**Stated goal:** Determine how many lines hold "我有一双灵巧的手" and give only that number.

Saved data entries
* begin *
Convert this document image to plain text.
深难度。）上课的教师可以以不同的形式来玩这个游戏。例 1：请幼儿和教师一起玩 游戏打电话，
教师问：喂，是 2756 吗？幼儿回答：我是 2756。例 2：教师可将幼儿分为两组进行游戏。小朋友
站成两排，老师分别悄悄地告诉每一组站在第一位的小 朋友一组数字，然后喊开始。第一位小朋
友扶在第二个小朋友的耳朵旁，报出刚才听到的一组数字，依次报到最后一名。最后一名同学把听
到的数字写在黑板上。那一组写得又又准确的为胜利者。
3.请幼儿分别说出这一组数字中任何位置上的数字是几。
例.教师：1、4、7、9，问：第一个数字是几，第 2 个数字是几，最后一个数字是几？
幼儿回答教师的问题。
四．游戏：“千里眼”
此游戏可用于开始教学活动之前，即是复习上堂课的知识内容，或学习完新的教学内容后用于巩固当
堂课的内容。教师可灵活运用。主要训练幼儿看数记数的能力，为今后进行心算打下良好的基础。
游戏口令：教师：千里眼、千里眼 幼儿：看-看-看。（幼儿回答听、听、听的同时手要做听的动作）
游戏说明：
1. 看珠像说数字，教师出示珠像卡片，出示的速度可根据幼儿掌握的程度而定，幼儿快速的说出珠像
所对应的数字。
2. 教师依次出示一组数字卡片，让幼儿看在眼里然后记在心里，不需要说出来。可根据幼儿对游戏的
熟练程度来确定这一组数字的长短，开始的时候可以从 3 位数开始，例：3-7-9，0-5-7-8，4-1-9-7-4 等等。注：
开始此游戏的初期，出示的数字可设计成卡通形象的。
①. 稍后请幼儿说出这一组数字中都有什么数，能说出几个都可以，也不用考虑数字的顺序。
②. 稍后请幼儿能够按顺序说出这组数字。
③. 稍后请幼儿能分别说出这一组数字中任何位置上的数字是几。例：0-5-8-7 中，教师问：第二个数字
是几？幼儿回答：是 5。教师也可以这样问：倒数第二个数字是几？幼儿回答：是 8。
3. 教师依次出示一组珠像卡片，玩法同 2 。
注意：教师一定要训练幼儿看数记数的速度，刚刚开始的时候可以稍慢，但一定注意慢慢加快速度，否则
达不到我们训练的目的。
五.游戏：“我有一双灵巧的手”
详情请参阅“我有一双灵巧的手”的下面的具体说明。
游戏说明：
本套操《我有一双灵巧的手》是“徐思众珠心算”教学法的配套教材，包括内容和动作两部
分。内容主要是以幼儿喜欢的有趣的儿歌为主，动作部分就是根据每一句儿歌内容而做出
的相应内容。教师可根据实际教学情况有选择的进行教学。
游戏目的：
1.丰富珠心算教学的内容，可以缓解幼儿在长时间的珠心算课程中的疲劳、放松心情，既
* end *
**Full solution:** 3